What to produce: Write the entries below out again exactly; any picture in them stays out.

Material provided:
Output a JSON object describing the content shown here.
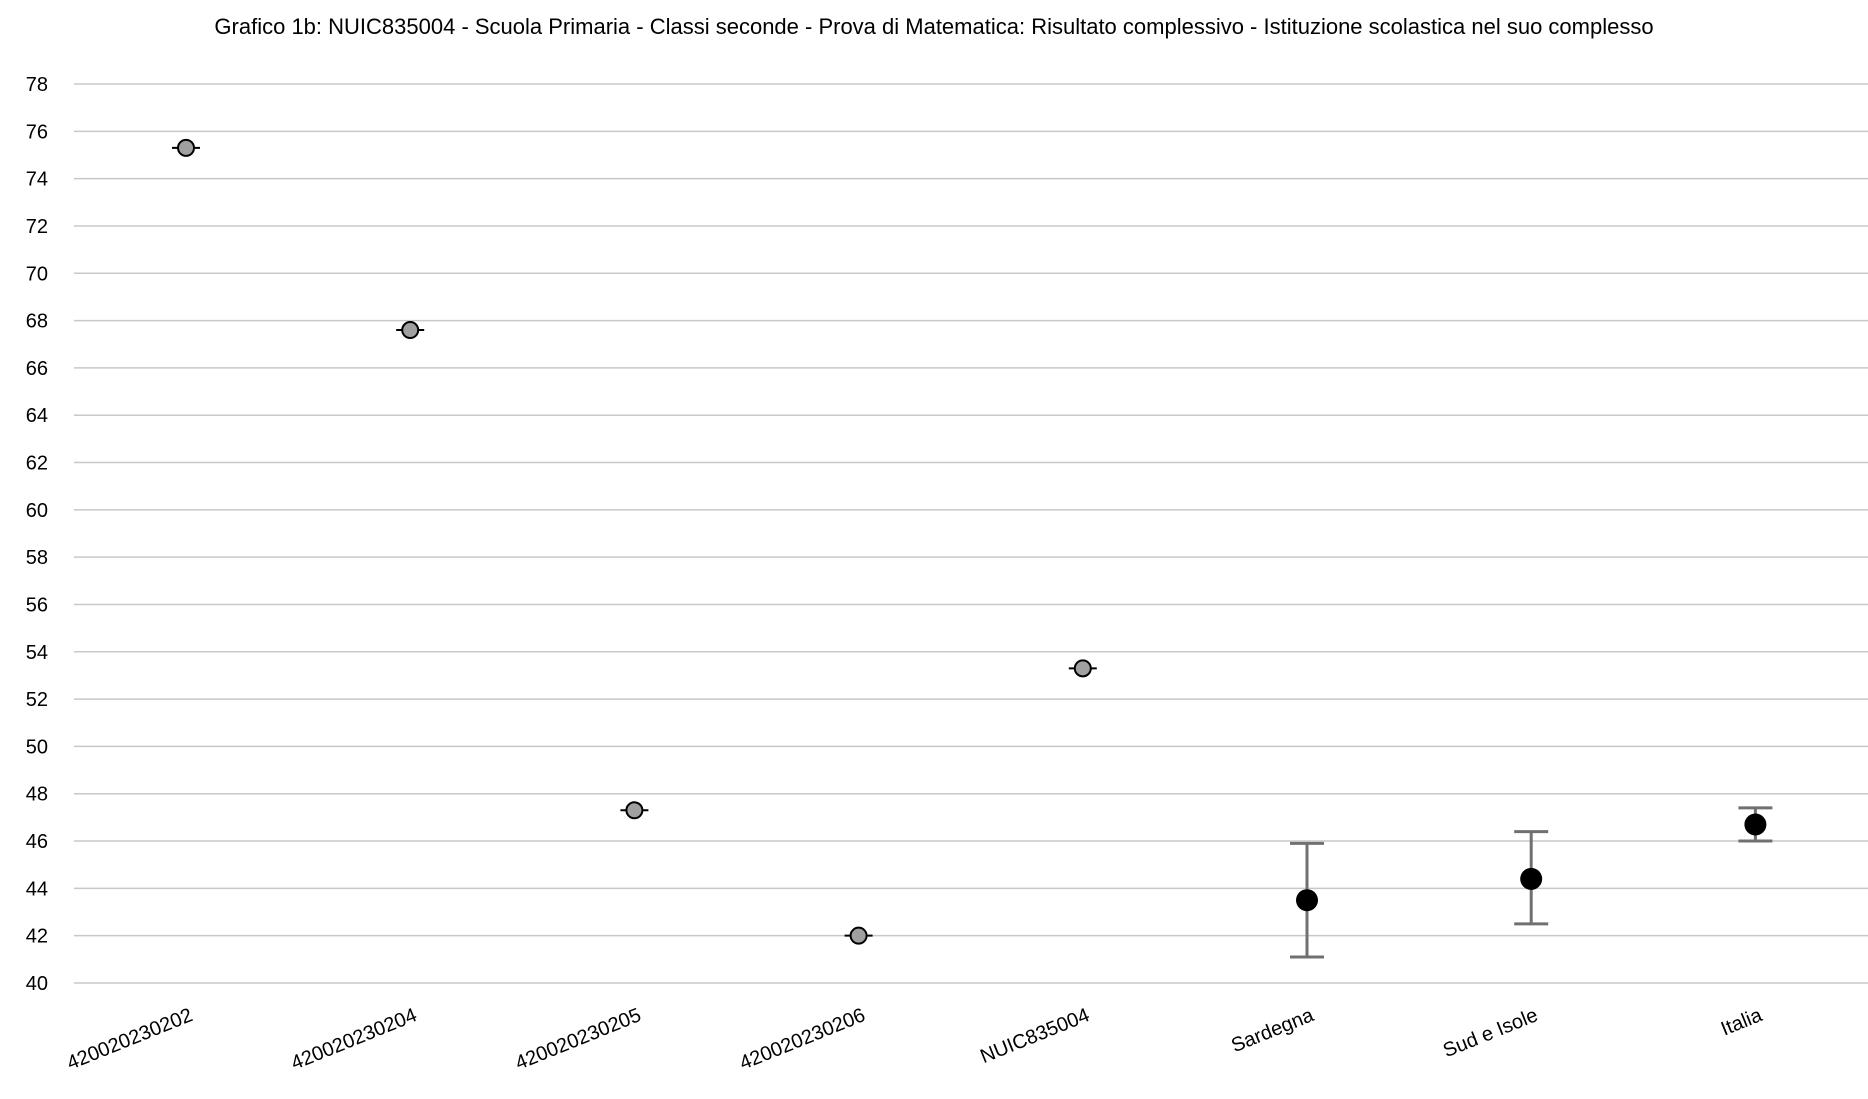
{
  "chart_data": {
    "type": "scatter",
    "title": "Grafico 1b: NUIC835004 - Scuola Primaria - Classi seconde - Prova di Matematica: Risultato complessivo - Istituzione scolastica nel suo complesso",
    "xlabel": "",
    "ylabel": "",
    "ylim": [
      40,
      78
    ],
    "ytick_step": 2,
    "yticks": [
      "40",
      "42",
      "44",
      "46",
      "48",
      "50",
      "52",
      "54",
      "56",
      "58",
      "60",
      "62",
      "64",
      "66",
      "68",
      "70",
      "72",
      "74",
      "76",
      "78"
    ],
    "grid": true,
    "categories": [
      "420020230202",
      "420020230204",
      "420020230205",
      "420020230206",
      "NUIC835004",
      "Sardegna",
      "Sud e Isole",
      "Italia"
    ],
    "values": [
      75.3,
      67.6,
      47.3,
      42.0,
      53.3,
      43.5,
      44.4,
      46.7
    ],
    "error_low": [
      null,
      null,
      null,
      null,
      null,
      41.1,
      42.5,
      46.0
    ],
    "error_high": [
      null,
      null,
      null,
      null,
      null,
      45.9,
      46.4,
      47.4
    ],
    "marker_styles": [
      "hollow",
      "hollow",
      "hollow",
      "hollow",
      "hollow",
      "filled",
      "filled",
      "filled"
    ],
    "colors": {
      "grid": "#c8c8c8",
      "hollow_marker_fill": "#a0a0a0",
      "hollow_marker_stroke": "#000000",
      "filled_marker": "#000000",
      "error_bar": "#707070"
    }
  }
}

Output:
Output a JSON object describing the content shown here.
{
  "chart_data": {
    "type": "scatter",
    "title": "Grafico 1b: NUIC835004 - Scuola Primaria - Classi seconde - Prova di Matematica: Risultato complessivo - Istituzione scolastica nel suo complesso",
    "xlabel": "",
    "ylabel": "",
    "ylim": [
      40,
      78
    ],
    "ytick_step": 2,
    "yticks": [
      "40",
      "42",
      "44",
      "46",
      "48",
      "50",
      "52",
      "54",
      "56",
      "58",
      "60",
      "62",
      "64",
      "66",
      "68",
      "70",
      "72",
      "74",
      "76",
      "78"
    ],
    "grid": true,
    "categories": [
      "420020230202",
      "420020230204",
      "420020230205",
      "420020230206",
      "NUIC835004",
      "Sardegna",
      "Sud e Isole",
      "Italia"
    ],
    "values": [
      75.3,
      67.6,
      47.3,
      42.0,
      53.3,
      43.5,
      44.4,
      46.7
    ],
    "error_low": [
      null,
      null,
      null,
      null,
      null,
      41.1,
      42.5,
      46.0
    ],
    "error_high": [
      null,
      null,
      null,
      null,
      null,
      45.9,
      46.4,
      47.4
    ],
    "marker_styles": [
      "hollow",
      "hollow",
      "hollow",
      "hollow",
      "hollow",
      "filled",
      "filled",
      "filled"
    ],
    "colors": {
      "grid": "#c8c8c8",
      "hollow_marker_fill": "#a0a0a0",
      "hollow_marker_stroke": "#000000",
      "filled_marker": "#000000",
      "error_bar": "#707070"
    }
  }
}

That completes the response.